## Records provided:
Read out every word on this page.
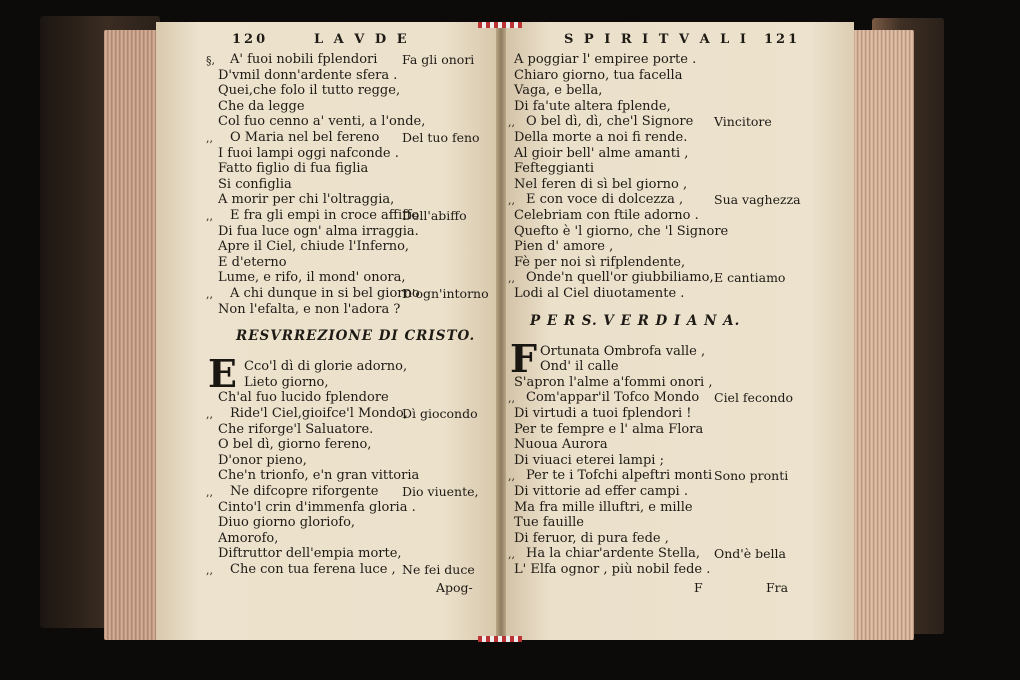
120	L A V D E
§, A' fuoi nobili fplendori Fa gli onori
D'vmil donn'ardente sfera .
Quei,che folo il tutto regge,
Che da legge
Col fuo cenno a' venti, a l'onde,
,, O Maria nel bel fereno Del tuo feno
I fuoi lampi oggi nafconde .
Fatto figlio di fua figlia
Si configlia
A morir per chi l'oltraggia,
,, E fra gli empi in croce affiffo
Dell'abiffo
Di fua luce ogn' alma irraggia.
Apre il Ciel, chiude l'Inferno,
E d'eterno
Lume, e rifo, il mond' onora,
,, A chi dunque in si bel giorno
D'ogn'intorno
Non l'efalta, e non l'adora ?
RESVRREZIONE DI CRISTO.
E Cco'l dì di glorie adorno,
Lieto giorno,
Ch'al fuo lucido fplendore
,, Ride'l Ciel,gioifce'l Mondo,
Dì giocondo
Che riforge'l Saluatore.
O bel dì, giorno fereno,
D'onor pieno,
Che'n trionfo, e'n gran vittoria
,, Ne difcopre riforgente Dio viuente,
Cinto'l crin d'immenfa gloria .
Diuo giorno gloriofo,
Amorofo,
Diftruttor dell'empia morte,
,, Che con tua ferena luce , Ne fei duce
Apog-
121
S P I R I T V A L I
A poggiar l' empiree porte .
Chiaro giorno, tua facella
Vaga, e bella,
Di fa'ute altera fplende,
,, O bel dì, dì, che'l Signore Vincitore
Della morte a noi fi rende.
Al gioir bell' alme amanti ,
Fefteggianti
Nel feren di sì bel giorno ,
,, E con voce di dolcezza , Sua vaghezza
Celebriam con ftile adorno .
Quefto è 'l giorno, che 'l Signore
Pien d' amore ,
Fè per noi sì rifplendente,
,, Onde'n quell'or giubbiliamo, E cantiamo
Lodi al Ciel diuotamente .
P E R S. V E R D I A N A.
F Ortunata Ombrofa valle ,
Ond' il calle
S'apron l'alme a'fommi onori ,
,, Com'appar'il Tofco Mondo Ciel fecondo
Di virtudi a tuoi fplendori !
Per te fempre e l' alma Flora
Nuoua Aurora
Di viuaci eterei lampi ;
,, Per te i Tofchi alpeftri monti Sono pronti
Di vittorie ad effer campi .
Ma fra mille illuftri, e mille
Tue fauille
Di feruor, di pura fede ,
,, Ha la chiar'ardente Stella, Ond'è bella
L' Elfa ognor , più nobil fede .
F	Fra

## To do:
Report only how many lines of the listing hold the word "fede".

## Solved problem:
2